### Dataset records

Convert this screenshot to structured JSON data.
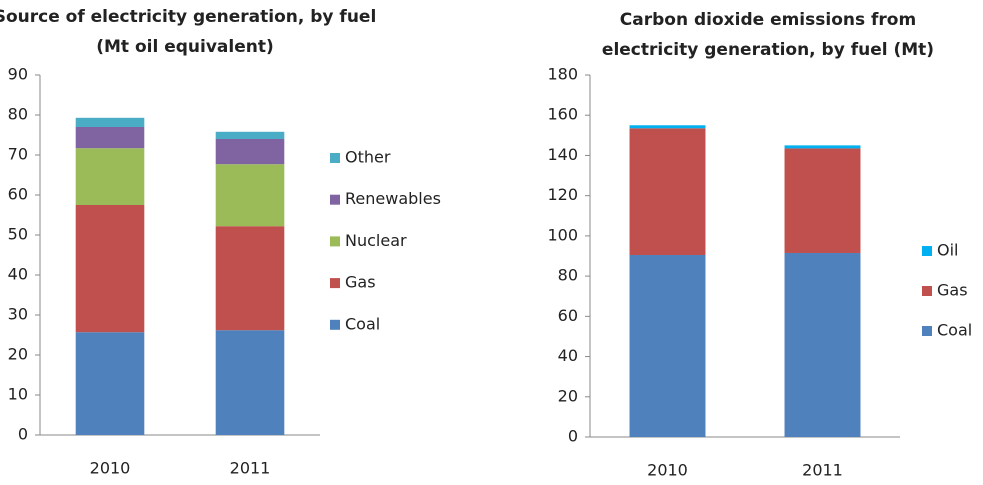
{
  "chart_data": [
    {
      "type": "bar",
      "stacked": true,
      "title": [
        "Source of electricity generation, by fuel",
        "(Mt  oil equivalent)"
      ],
      "categories": [
        "2010",
        "2011"
      ],
      "series": [
        {
          "name": "Coal",
          "color": "#4f81bd",
          "values": [
            25.7,
            26.2
          ]
        },
        {
          "name": "Gas",
          "color": "#c0504d",
          "values": [
            31.8,
            26
          ]
        },
        {
          "name": "Nuclear",
          "color": "#9bbb59",
          "values": [
            14.2,
            15.5
          ]
        },
        {
          "name": "Renewables",
          "color": "#8064a2",
          "values": [
            5.3,
            6.3
          ]
        },
        {
          "name": "Other",
          "color": "#4bacc6",
          "values": [
            2.3,
            1.8
          ]
        }
      ],
      "ylim": [
        0,
        90
      ],
      "yticks": [
        0,
        10,
        20,
        30,
        40,
        50,
        60,
        70,
        80,
        90
      ],
      "grid": false,
      "legend": "right"
    },
    {
      "type": "bar",
      "stacked": true,
      "title": [
        "Carbon dioxide emissions from",
        "electricity generation, by fuel (Mt)"
      ],
      "categories": [
        "2010",
        "2011"
      ],
      "series": [
        {
          "name": "Coal",
          "color": "#4f81bd",
          "values": [
            90.5,
            91.5
          ]
        },
        {
          "name": "Gas",
          "color": "#c0504d",
          "values": [
            63,
            52
          ]
        },
        {
          "name": "Oil",
          "color": "#00b0f0",
          "values": [
            1.5,
            1.5
          ]
        }
      ],
      "ylim": [
        0,
        180
      ],
      "yticks": [
        0,
        20,
        40,
        60,
        80,
        100,
        120,
        140,
        160,
        180
      ],
      "grid": false,
      "legend": "right"
    }
  ]
}
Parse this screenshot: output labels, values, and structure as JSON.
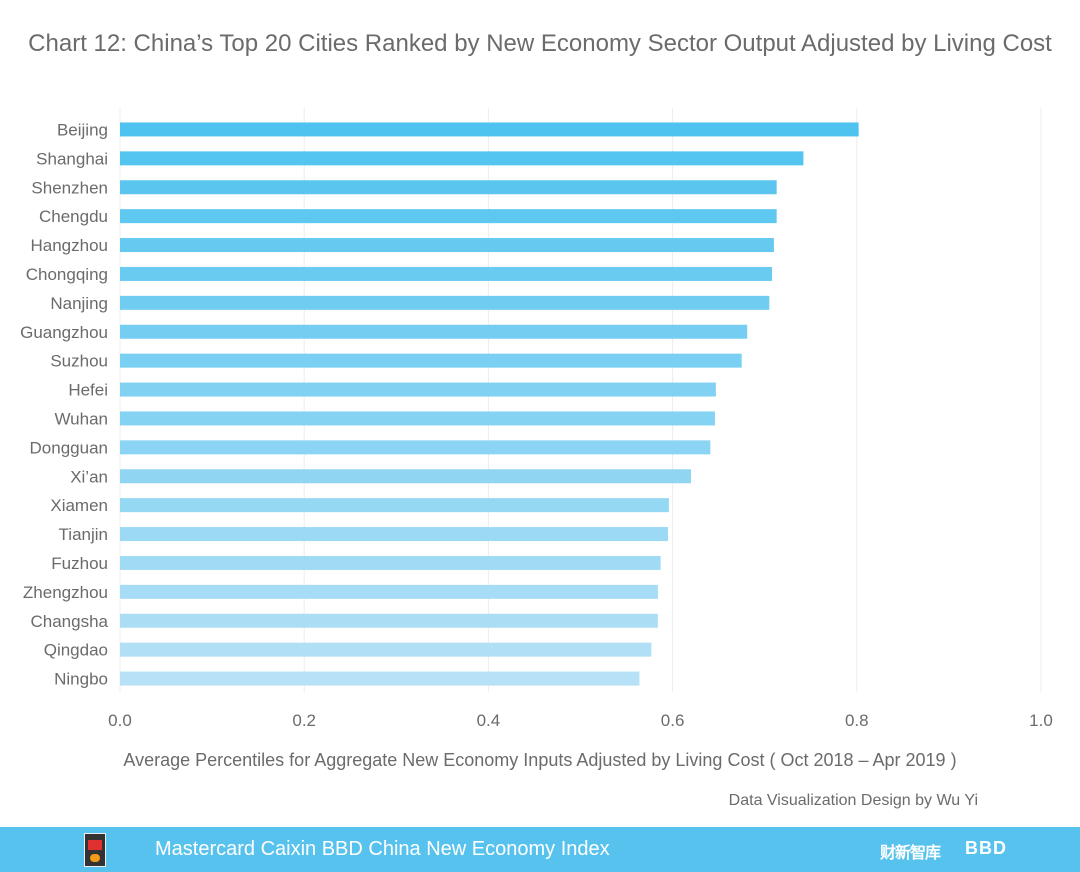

######

-- What is needed --
Your copy should hold every record word for word and none of the pictures.

-- Output for this task --
Convert this screenshot to structured JSON data.
{
  "chart_data": [
    {
      "type": "bar",
      "stacked": true,
      "title": [
        "Source of electricity generation, by fuel",
        "(Mt  oil equivalent)"
      ],
      "categories": [
        "2010",
        "2011"
      ],
      "series": [
        {
          "name": "Coal",
          "color": "#4f81bd",
          "values": [
            25.7,
            26.2
          ]
        },
        {
          "name": "Gas",
          "color": "#c0504d",
          "values": [
            31.8,
            26
          ]
        },
        {
          "name": "Nuclear",
          "color": "#9bbb59",
          "values": [
            14.2,
            15.5
          ]
        },
        {
          "name": "Renewables",
          "color": "#8064a2",
          "values": [
            5.3,
            6.3
          ]
        },
        {
          "name": "Other",
          "color": "#4bacc6",
          "values": [
            2.3,
            1.8
          ]
        }
      ],
      "ylim": [
        0,
        90
      ],
      "yticks": [
        0,
        10,
        20,
        30,
        40,
        50,
        60,
        70,
        80,
        90
      ],
      "grid": false,
      "legend": "right"
    },
    {
      "type": "bar",
      "stacked": true,
      "title": [
        "Carbon dioxide emissions from",
        "electricity generation, by fuel (Mt)"
      ],
      "categories": [
        "2010",
        "2011"
      ],
      "series": [
        {
          "name": "Coal",
          "color": "#4f81bd",
          "values": [
            90.5,
            91.5
          ]
        },
        {
          "name": "Gas",
          "color": "#c0504d",
          "values": [
            63,
            52
          ]
        },
        {
          "name": "Oil",
          "color": "#00b0f0",
          "values": [
            1.5,
            1.5
          ]
        }
      ],
      "ylim": [
        0,
        180
      ],
      "yticks": [
        0,
        20,
        40,
        60,
        80,
        100,
        120,
        140,
        160,
        180
      ],
      "grid": false,
      "legend": "right"
    }
  ]
}
Parse this screenshot: output labels, values, and structure as JSON.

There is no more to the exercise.